* [Extracted material]
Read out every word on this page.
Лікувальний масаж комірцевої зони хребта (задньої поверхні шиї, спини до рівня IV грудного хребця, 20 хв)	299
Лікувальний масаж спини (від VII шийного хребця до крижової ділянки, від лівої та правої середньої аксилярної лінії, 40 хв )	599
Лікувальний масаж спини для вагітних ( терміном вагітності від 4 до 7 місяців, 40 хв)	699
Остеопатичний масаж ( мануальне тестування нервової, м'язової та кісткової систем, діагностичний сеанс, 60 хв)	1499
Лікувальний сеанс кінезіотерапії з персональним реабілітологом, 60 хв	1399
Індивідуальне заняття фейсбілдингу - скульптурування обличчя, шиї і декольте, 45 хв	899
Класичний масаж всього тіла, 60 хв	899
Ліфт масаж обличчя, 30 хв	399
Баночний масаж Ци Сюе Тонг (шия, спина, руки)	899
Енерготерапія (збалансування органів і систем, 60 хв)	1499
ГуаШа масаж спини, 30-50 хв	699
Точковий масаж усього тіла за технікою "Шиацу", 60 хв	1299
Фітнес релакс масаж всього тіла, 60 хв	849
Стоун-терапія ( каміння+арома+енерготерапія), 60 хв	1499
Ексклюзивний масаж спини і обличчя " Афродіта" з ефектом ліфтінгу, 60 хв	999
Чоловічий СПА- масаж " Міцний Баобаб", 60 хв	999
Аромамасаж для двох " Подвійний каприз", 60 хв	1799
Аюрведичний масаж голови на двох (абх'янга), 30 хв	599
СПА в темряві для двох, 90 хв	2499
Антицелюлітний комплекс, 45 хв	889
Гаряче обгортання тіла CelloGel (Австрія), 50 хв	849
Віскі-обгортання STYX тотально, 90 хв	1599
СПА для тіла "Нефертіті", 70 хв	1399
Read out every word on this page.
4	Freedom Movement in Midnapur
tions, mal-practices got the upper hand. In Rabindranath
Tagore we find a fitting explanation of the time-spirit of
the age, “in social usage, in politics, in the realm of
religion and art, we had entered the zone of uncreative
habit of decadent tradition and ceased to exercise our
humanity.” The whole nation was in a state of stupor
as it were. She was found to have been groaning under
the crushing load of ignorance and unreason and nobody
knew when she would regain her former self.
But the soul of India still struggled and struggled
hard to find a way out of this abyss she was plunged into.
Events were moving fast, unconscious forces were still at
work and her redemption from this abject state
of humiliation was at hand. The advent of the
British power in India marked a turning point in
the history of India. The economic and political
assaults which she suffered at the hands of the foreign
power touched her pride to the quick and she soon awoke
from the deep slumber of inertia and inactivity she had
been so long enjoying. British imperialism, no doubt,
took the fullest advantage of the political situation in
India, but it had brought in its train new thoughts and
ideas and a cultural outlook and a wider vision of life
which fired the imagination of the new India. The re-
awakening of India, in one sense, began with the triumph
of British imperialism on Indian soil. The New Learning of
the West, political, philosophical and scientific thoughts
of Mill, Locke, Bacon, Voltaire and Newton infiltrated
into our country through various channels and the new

* [What you will do]
Give the number of lines where the string "двох" occurs, without any further text.

* [The result]
3